▶ **TASK REQUIREMENTS**
From the entries below, report how many lines contain the string "এমনভ". Give only that number.

Dataset records
======
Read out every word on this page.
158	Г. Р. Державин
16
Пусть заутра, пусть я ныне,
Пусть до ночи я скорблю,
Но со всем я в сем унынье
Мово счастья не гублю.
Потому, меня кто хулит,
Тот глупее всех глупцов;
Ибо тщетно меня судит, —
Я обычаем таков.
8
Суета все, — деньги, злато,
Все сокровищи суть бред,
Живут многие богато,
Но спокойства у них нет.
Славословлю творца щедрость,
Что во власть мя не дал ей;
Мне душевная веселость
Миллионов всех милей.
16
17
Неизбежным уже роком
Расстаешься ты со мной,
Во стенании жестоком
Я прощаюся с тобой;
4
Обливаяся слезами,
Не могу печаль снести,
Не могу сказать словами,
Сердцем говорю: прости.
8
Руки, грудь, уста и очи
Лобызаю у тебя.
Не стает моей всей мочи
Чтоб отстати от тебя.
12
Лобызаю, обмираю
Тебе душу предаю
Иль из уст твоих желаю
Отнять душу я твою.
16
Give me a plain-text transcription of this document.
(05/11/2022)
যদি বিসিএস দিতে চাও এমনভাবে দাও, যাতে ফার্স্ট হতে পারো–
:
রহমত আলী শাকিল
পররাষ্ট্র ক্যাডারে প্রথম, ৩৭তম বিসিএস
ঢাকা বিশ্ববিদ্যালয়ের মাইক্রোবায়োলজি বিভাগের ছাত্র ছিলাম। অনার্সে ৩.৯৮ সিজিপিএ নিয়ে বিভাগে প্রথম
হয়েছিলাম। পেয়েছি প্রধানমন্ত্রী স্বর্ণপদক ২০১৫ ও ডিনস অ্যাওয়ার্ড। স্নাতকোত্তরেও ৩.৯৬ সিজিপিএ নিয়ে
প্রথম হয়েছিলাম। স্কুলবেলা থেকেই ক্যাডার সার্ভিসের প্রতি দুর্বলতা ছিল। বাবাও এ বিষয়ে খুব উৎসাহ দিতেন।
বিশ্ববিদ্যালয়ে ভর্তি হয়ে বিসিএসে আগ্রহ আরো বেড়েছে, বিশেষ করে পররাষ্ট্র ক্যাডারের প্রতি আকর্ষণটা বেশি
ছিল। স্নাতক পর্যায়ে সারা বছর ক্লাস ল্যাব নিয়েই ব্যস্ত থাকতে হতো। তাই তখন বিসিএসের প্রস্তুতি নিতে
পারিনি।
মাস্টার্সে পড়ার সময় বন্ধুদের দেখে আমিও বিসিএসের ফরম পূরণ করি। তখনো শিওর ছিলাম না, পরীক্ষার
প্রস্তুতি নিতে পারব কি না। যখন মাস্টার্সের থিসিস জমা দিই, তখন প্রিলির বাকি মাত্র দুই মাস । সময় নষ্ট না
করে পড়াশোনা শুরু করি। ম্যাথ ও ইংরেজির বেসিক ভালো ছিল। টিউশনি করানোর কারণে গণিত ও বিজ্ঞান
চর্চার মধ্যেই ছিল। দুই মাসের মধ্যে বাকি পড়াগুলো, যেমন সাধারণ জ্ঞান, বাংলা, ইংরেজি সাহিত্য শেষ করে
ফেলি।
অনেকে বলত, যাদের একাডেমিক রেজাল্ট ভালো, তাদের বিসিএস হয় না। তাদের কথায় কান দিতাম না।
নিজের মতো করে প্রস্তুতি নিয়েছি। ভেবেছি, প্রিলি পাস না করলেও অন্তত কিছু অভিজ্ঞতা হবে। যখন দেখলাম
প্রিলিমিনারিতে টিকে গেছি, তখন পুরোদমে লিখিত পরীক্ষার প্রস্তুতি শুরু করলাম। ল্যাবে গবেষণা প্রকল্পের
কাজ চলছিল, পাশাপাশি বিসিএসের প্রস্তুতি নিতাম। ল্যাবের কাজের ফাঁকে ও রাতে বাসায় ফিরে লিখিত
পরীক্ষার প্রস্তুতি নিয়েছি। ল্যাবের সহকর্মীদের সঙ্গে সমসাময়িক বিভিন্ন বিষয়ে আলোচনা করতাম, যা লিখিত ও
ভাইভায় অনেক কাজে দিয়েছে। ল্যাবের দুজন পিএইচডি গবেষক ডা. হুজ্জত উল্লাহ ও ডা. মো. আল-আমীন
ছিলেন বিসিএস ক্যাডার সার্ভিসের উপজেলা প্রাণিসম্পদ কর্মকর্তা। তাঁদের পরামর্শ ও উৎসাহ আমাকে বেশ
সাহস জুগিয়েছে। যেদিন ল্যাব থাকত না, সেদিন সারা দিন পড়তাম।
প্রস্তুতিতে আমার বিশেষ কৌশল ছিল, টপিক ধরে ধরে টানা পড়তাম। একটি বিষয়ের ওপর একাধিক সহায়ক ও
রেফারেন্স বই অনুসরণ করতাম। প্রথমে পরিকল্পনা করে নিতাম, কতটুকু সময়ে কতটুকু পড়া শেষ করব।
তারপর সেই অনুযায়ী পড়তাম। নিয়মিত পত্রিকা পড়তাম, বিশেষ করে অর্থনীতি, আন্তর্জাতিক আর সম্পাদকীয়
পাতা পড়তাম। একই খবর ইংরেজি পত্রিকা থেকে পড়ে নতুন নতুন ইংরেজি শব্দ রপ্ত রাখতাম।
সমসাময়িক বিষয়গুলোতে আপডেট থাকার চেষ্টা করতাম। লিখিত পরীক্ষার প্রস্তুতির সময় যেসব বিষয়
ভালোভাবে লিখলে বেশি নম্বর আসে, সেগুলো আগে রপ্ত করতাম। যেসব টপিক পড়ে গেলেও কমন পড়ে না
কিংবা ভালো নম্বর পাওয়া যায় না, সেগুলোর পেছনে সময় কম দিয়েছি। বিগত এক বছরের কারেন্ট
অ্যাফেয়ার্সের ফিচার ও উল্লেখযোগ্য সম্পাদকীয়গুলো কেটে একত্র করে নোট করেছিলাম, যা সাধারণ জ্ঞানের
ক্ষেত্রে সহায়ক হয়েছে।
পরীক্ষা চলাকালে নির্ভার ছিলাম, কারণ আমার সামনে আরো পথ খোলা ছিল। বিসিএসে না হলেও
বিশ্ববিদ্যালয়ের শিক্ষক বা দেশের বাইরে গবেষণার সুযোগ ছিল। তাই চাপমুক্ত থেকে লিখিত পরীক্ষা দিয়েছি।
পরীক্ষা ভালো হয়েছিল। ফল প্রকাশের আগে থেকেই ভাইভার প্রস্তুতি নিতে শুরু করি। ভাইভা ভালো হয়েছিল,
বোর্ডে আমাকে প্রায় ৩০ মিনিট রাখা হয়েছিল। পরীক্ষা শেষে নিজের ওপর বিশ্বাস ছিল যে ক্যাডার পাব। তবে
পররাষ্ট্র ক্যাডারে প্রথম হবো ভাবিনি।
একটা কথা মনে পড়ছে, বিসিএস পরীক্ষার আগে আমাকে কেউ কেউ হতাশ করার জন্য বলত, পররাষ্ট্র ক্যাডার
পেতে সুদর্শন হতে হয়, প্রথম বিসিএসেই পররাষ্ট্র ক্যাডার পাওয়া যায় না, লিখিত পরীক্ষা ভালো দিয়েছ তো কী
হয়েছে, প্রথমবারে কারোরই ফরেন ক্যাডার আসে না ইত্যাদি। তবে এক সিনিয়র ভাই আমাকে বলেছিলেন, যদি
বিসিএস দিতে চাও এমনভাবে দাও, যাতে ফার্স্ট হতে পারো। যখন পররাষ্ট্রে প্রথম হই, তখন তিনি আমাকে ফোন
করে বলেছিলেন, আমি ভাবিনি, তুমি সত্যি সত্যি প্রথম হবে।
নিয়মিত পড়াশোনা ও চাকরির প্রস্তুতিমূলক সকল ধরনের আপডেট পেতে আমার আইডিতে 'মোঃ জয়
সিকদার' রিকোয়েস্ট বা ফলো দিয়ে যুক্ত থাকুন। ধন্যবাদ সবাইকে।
======
▶ **COMPLETED EXERCISE**
2